Saved entries
* * * * * * * * *

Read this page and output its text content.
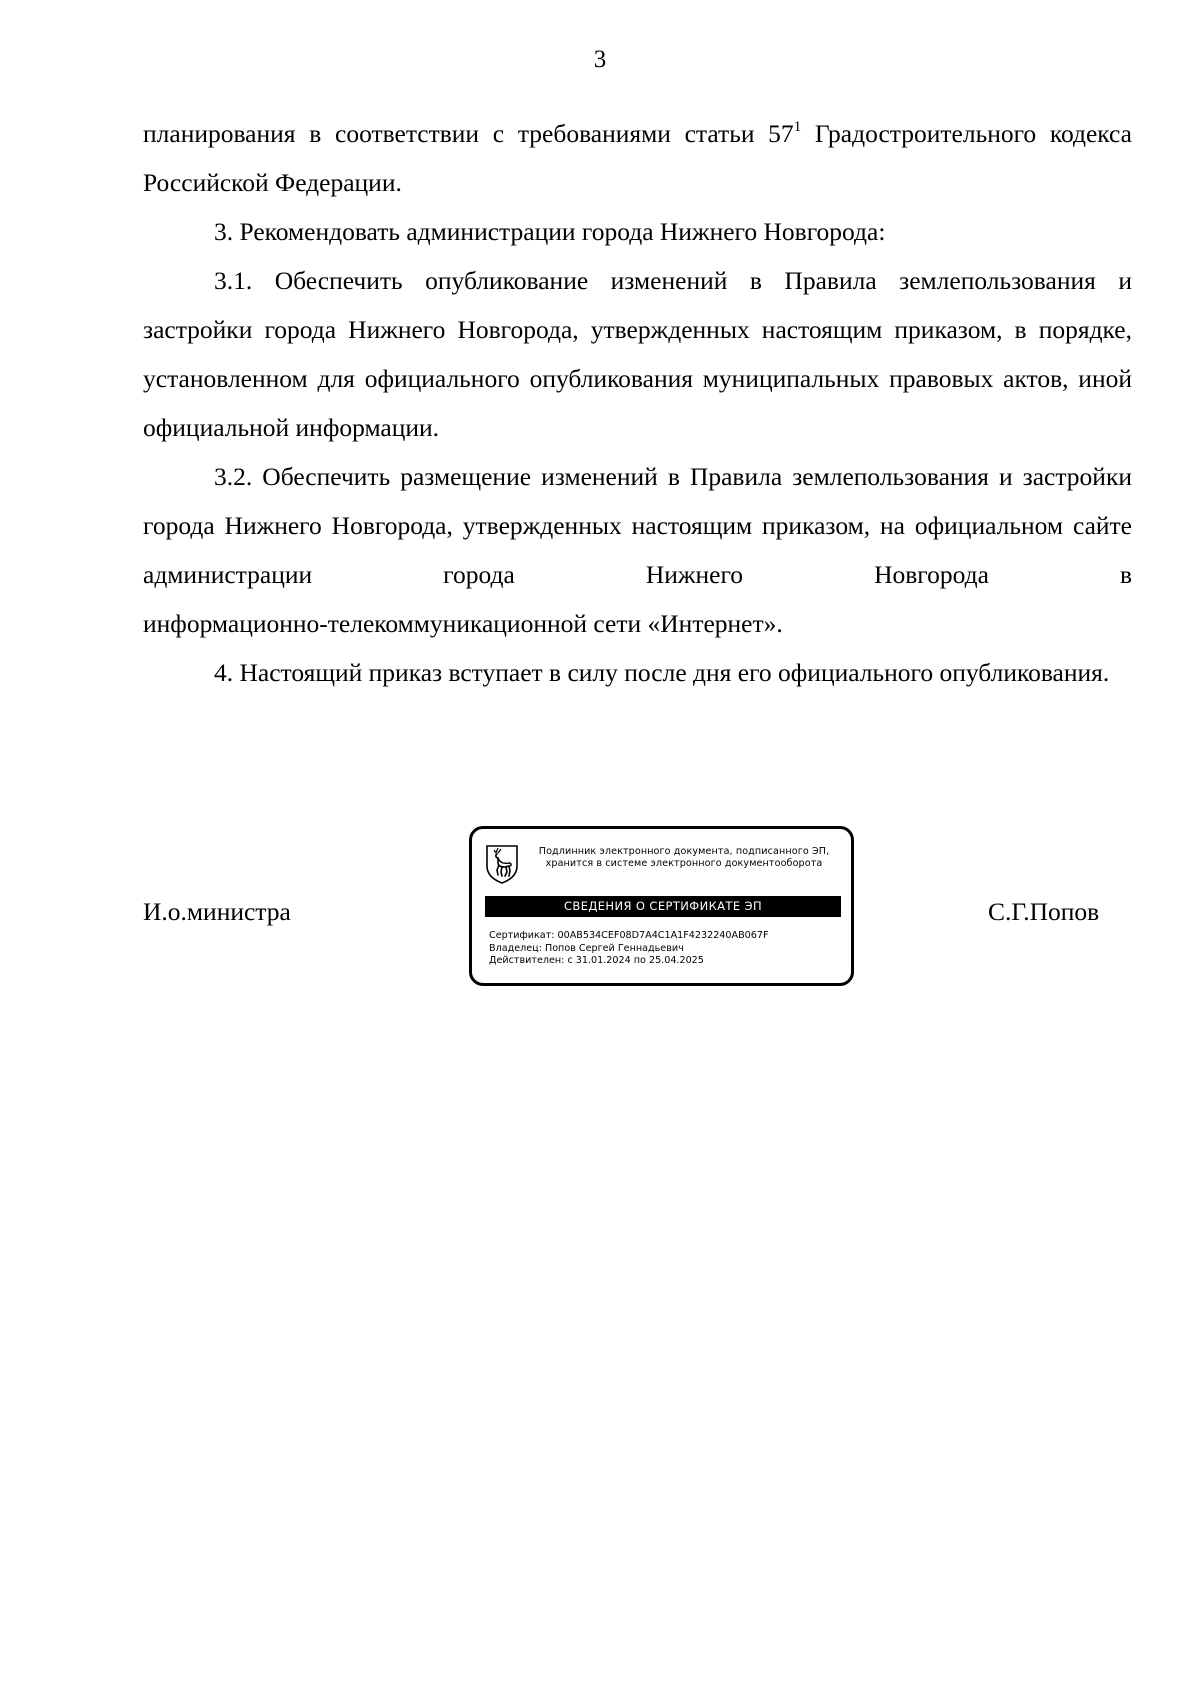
3

планирования в соответствии с требованиями статьи $57^1$ Градостроительного кодекса Российской Федерации.

3. Рекомендовать администрации города Нижнего Новгорода:

3.1. Обеспечить опубликование изменений в Правила землепользования и застройки города Нижнего Новгорода, утвержденных настоящим приказом, в порядке, установленном для официального опубликования муниципальных правовых актов, иной официальной информации.

3.2. Обеспечить размещение изменений в Правила землепользования и застройки города Нижнего Новгорода, утвержденных настоящим приказом, на официальном сайте администрации города Нижнего Новгорода в

информационно-телекоммуникационной сети «Интернет».

4. Настоящий приказ вступает в силу после дня его официального опубликования.

И.о.министра
Подлинник электронного документа, подписанного ЭП,
хранится в системе электронного документооборота
СВЕДЕНИЯ О СЕРТИФИКАТЕ ЭП
Сертификат: 00AB534CEF08D7A4C1A1F4232240AB067F
Владелец: Попов Сергей Геннадьевич
Действителен: с 31.01.2024 по 25.04.2025
С.Г.Попов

* * * * * * * * *

**Exercise instructions**: From the records given above, reproduce all text exactly and exclude each picture.

**Task response**:
Read this page and output its text content.
3

планирования в соответствии с требованиями статьи $57^1$ Градостроительного кодекса Российской Федерации.

3. Рекомендовать администрации города Нижнего Новгорода:

3.1. Обеспечить опубликование изменений в Правила землепользования и застройки города Нижнего Новгорода, утвержденных настоящим приказом, в порядке, установленном для официального опубликования муниципальных правовых актов, иной официальной информации.

3.2. Обеспечить размещение изменений в Правила землепользования и застройки города Нижнего Новгорода, утвержденных настоящим приказом, на официальном сайте администрации города Нижнего Новгорода в

информационно-телекоммуникационной сети «Интернет».

4. Настоящий приказ вступает в силу после дня его официального опубликования.

И.о.министра
Подлинник электронного документа, подписанного ЭП,
хранится в системе электронного документооборота
СВЕДЕНИЯ О СЕРТИФИКАТЕ ЭП
Сертификат: 00AB534CEF08D7A4C1A1F4232240AB067F
Владелец: Попов Сергей Геннадьевич
Действителен: с 31.01.2024 по 25.04.2025
С.Г.Попов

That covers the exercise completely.